§ **What to work on**
Reproduce the listing below word for word, with no pictures.
----------
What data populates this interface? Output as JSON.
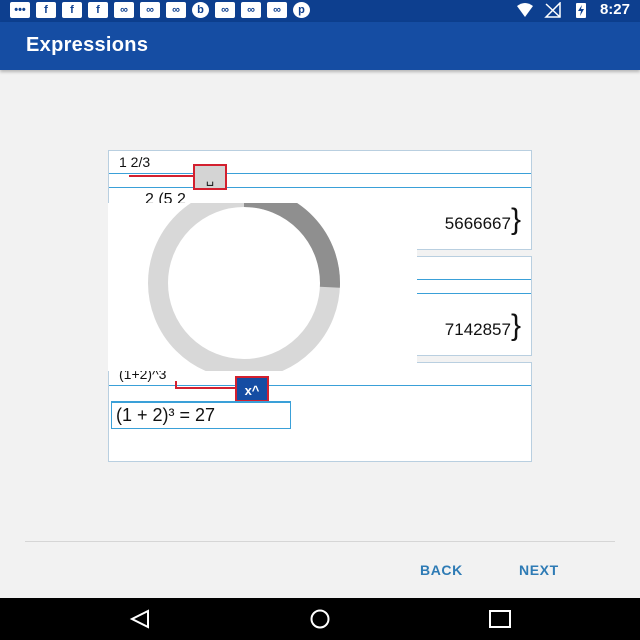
{
  "status_bar": {
    "left_icons": [
      "message-icon",
      "facebook-icon",
      "facebook-icon",
      "facebook-icon",
      "infinity-icon",
      "infinity-icon",
      "infinity-icon",
      "b-icon",
      "infinity-icon",
      "infinity-icon",
      "infinity-icon",
      "pinterest-icon"
    ],
    "time": "8:27"
  },
  "app_bar": {
    "title": "Expressions"
  },
  "cards": [
    {
      "input": "1 2/3",
      "key_label": "␣",
      "result_left": "2  (5  2",
      "result_right": "5666667"
    },
    {
      "input": "",
      "key_label": "",
      "result_left": "",
      "result_right": "7142857"
    },
    {
      "input": "(1+2)^3",
      "key_label": "x^",
      "result": "(1 + 2)³ = 27"
    }
  ],
  "buttons": {
    "back": "BACK",
    "next": "NEXT"
  },
  "colors": {
    "app_bar": "#154da3",
    "status_bar": "#0d3f8f",
    "accent_button": "#2e7bb5",
    "highlight_border": "#d3202f"
  }
}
----------
§ **Answer to the task**
What data populates this interface? Output as JSON.
{
  "status_bar": {
    "left_icons": [
      "message-icon",
      "facebook-icon",
      "facebook-icon",
      "facebook-icon",
      "infinity-icon",
      "infinity-icon",
      "infinity-icon",
      "b-icon",
      "infinity-icon",
      "infinity-icon",
      "infinity-icon",
      "pinterest-icon"
    ],
    "time": "8:27"
  },
  "app_bar": {
    "title": "Expressions"
  },
  "cards": [
    {
      "input": "1 2/3",
      "key_label": "␣",
      "result_left": "2  (5  2",
      "result_right": "5666667"
    },
    {
      "input": "",
      "key_label": "",
      "result_left": "",
      "result_right": "7142857"
    },
    {
      "input": "(1+2)^3",
      "key_label": "x^",
      "result": "(1 + 2)³ = 27"
    }
  ],
  "buttons": {
    "back": "BACK",
    "next": "NEXT"
  },
  "colors": {
    "app_bar": "#154da3",
    "status_bar": "#0d3f8f",
    "accent_button": "#2e7bb5",
    "highlight_border": "#d3202f"
  }
}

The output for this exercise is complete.